§ **Exercise description**
Copy out each line of the material below with no changes.
#### Records to process
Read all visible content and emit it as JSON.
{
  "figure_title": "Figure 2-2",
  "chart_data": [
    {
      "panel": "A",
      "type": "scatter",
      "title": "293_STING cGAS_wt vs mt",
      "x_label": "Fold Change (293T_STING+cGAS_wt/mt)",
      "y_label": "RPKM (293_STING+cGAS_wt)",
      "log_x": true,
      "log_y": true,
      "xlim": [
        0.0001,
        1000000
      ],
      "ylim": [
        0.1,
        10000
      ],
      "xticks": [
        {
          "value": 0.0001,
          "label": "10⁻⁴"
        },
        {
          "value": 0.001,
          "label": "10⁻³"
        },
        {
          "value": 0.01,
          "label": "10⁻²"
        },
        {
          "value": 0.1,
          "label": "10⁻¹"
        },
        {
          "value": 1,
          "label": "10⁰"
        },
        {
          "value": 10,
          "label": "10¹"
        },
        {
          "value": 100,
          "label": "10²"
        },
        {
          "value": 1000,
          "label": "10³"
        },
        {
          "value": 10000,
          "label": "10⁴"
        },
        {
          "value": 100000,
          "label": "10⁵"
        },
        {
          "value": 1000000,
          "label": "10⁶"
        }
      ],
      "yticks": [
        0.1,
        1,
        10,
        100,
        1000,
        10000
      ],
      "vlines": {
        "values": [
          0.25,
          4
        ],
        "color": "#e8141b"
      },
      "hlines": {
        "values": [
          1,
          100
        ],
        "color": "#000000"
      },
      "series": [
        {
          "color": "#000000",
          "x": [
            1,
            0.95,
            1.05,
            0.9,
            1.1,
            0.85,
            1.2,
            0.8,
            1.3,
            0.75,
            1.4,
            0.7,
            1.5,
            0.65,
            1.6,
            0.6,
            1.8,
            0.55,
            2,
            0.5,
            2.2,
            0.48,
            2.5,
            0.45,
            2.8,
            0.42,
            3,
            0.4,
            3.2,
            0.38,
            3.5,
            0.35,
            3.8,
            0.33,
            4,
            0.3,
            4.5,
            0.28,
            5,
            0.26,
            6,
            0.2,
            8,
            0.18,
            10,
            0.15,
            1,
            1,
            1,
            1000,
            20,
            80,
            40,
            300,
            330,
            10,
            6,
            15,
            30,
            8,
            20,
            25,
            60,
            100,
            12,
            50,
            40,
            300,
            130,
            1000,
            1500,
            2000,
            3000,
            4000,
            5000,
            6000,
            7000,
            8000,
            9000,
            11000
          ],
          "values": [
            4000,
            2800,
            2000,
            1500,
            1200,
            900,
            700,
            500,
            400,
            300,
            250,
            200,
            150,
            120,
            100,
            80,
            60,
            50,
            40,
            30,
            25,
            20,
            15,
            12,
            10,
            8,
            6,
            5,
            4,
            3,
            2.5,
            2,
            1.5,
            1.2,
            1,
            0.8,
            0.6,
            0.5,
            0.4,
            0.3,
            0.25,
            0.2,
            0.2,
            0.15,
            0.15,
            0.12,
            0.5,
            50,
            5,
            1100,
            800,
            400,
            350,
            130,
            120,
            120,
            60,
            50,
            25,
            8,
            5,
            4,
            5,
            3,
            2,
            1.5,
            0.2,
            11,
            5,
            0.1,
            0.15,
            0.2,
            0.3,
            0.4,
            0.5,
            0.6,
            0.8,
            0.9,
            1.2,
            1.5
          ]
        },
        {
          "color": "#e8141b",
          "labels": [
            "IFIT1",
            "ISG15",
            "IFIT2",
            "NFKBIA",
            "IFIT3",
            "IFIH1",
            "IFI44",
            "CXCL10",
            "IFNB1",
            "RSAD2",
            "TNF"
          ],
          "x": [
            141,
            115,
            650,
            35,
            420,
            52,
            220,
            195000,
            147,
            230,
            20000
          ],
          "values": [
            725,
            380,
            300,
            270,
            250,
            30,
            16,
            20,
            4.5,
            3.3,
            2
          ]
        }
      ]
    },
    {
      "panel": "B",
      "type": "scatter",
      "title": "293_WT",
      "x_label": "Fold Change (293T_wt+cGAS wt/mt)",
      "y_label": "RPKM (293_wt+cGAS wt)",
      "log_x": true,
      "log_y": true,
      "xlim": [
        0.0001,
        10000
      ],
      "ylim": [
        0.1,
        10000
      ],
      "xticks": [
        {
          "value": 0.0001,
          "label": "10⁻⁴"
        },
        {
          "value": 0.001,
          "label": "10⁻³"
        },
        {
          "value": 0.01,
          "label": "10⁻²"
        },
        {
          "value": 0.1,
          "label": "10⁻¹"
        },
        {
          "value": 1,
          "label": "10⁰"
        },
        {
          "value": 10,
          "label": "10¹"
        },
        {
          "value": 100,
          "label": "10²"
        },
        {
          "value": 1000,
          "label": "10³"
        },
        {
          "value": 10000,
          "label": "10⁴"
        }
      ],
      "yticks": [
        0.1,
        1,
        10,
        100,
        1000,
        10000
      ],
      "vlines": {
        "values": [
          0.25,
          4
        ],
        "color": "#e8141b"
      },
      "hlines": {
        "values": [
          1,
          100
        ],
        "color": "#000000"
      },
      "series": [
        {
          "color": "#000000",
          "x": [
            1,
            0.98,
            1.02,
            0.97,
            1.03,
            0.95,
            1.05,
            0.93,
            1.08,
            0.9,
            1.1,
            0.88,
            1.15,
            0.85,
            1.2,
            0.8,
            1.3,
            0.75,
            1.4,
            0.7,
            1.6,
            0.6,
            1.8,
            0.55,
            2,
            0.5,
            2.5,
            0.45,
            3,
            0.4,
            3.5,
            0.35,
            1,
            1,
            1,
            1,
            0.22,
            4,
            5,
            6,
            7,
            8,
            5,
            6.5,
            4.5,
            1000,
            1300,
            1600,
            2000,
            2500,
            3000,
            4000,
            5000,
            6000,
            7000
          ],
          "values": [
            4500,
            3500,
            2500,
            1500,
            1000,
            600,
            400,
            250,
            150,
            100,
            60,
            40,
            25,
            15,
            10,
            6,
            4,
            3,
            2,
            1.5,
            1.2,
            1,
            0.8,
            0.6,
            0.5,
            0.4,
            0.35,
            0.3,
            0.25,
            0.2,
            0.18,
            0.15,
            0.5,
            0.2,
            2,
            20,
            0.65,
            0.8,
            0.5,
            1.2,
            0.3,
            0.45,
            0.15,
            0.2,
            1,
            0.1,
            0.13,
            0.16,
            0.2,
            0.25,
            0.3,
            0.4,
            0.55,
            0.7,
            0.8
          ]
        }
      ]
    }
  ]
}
########
§ **The output**
Read all visible content and emit it as JSON.
{
  "figure_title": "Figure 2-2",
  "chart_data": [
    {
      "panel": "A",
      "type": "scatter",
      "title": "293_STING cGAS_wt vs mt",
      "x_label": "Fold Change (293T_STING+cGAS_wt/mt)",
      "y_label": "RPKM (293_STING+cGAS_wt)",
      "log_x": true,
      "log_y": true,
      "xlim": [
        0.0001,
        1000000
      ],
      "ylim": [
        0.1,
        10000
      ],
      "xticks": [
        {
          "value": 0.0001,
          "label": "10⁻⁴"
        },
        {
          "value": 0.001,
          "label": "10⁻³"
        },
        {
          "value": 0.01,
          "label": "10⁻²"
        },
        {
          "value": 0.1,
          "label": "10⁻¹"
        },
        {
          "value": 1,
          "label": "10⁰"
        },
        {
          "value": 10,
          "label": "10¹"
        },
        {
          "value": 100,
          "label": "10²"
        },
        {
          "value": 1000,
          "label": "10³"
        },
        {
          "value": 10000,
          "label": "10⁴"
        },
        {
          "value": 100000,
          "label": "10⁵"
        },
        {
          "value": 1000000,
          "label": "10⁶"
        }
      ],
      "yticks": [
        0.1,
        1,
        10,
        100,
        1000,
        10000
      ],
      "vlines": {
        "values": [
          0.25,
          4
        ],
        "color": "#e8141b"
      },
      "hlines": {
        "values": [
          1,
          100
        ],
        "color": "#000000"
      },
      "series": [
        {
          "color": "#000000",
          "x": [
            1,
            0.95,
            1.05,
            0.9,
            1.1,
            0.85,
            1.2,
            0.8,
            1.3,
            0.75,
            1.4,
            0.7,
            1.5,
            0.65,
            1.6,
            0.6,
            1.8,
            0.55,
            2,
            0.5,
            2.2,
            0.48,
            2.5,
            0.45,
            2.8,
            0.42,
            3,
            0.4,
            3.2,
            0.38,
            3.5,
            0.35,
            3.8,
            0.33,
            4,
            0.3,
            4.5,
            0.28,
            5,
            0.26,
            6,
            0.2,
            8,
            0.18,
            10,
            0.15,
            1,
            1,
            1,
            1000,
            20,
            80,
            40,
            300,
            330,
            10,
            6,
            15,
            30,
            8,
            20,
            25,
            60,
            100,
            12,
            50,
            40,
            300,
            130,
            1000,
            1500,
            2000,
            3000,
            4000,
            5000,
            6000,
            7000,
            8000,
            9000,
            11000
          ],
          "values": [
            4000,
            2800,
            2000,
            1500,
            1200,
            900,
            700,
            500,
            400,
            300,
            250,
            200,
            150,
            120,
            100,
            80,
            60,
            50,
            40,
            30,
            25,
            20,
            15,
            12,
            10,
            8,
            6,
            5,
            4,
            3,
            2.5,
            2,
            1.5,
            1.2,
            1,
            0.8,
            0.6,
            0.5,
            0.4,
            0.3,
            0.25,
            0.2,
            0.2,
            0.15,
            0.15,
            0.12,
            0.5,
            50,
            5,
            1100,
            800,
            400,
            350,
            130,
            120,
            120,
            60,
            50,
            25,
            8,
            5,
            4,
            5,
            3,
            2,
            1.5,
            0.2,
            11,
            5,
            0.1,
            0.15,
            0.2,
            0.3,
            0.4,
            0.5,
            0.6,
            0.8,
            0.9,
            1.2,
            1.5
          ]
        },
        {
          "color": "#e8141b",
          "labels": [
            "IFIT1",
            "ISG15",
            "IFIT2",
            "NFKBIA",
            "IFIT3",
            "IFIH1",
            "IFI44",
            "CXCL10",
            "IFNB1",
            "RSAD2",
            "TNF"
          ],
          "x": [
            141,
            115,
            650,
            35,
            420,
            52,
            220,
            195000,
            147,
            230,
            20000
          ],
          "values": [
            725,
            380,
            300,
            270,
            250,
            30,
            16,
            20,
            4.5,
            3.3,
            2
          ]
        }
      ]
    },
    {
      "panel": "B",
      "type": "scatter",
      "title": "293_WT",
      "x_label": "Fold Change (293T_wt+cGAS wt/mt)",
      "y_label": "RPKM (293_wt+cGAS wt)",
      "log_x": true,
      "log_y": true,
      "xlim": [
        0.0001,
        10000
      ],
      "ylim": [
        0.1,
        10000
      ],
      "xticks": [
        {
          "value": 0.0001,
          "label": "10⁻⁴"
        },
        {
          "value": 0.001,
          "label": "10⁻³"
        },
        {
          "value": 0.01,
          "label": "10⁻²"
        },
        {
          "value": 0.1,
          "label": "10⁻¹"
        },
        {
          "value": 1,
          "label": "10⁰"
        },
        {
          "value": 10,
          "label": "10¹"
        },
        {
          "value": 100,
          "label": "10²"
        },
        {
          "value": 1000,
          "label": "10³"
        },
        {
          "value": 10000,
          "label": "10⁴"
        }
      ],
      "yticks": [
        0.1,
        1,
        10,
        100,
        1000,
        10000
      ],
      "vlines": {
        "values": [
          0.25,
          4
        ],
        "color": "#e8141b"
      },
      "hlines": {
        "values": [
          1,
          100
        ],
        "color": "#000000"
      },
      "series": [
        {
          "color": "#000000",
          "x": [
            1,
            0.98,
            1.02,
            0.97,
            1.03,
            0.95,
            1.05,
            0.93,
            1.08,
            0.9,
            1.1,
            0.88,
            1.15,
            0.85,
            1.2,
            0.8,
            1.3,
            0.75,
            1.4,
            0.7,
            1.6,
            0.6,
            1.8,
            0.55,
            2,
            0.5,
            2.5,
            0.45,
            3,
            0.4,
            3.5,
            0.35,
            1,
            1,
            1,
            1,
            0.22,
            4,
            5,
            6,
            7,
            8,
            5,
            6.5,
            4.5,
            1000,
            1300,
            1600,
            2000,
            2500,
            3000,
            4000,
            5000,
            6000,
            7000
          ],
          "values": [
            4500,
            3500,
            2500,
            1500,
            1000,
            600,
            400,
            250,
            150,
            100,
            60,
            40,
            25,
            15,
            10,
            6,
            4,
            3,
            2,
            1.5,
            1.2,
            1,
            0.8,
            0.6,
            0.5,
            0.4,
            0.35,
            0.3,
            0.25,
            0.2,
            0.18,
            0.15,
            0.5,
            0.2,
            2,
            20,
            0.65,
            0.8,
            0.5,
            1.2,
            0.3,
            0.45,
            0.15,
            0.2,
            1,
            0.1,
            0.13,
            0.16,
            0.2,
            0.25,
            0.3,
            0.4,
            0.55,
            0.7,
            0.8
          ]
        }
      ]
    }
  ]
}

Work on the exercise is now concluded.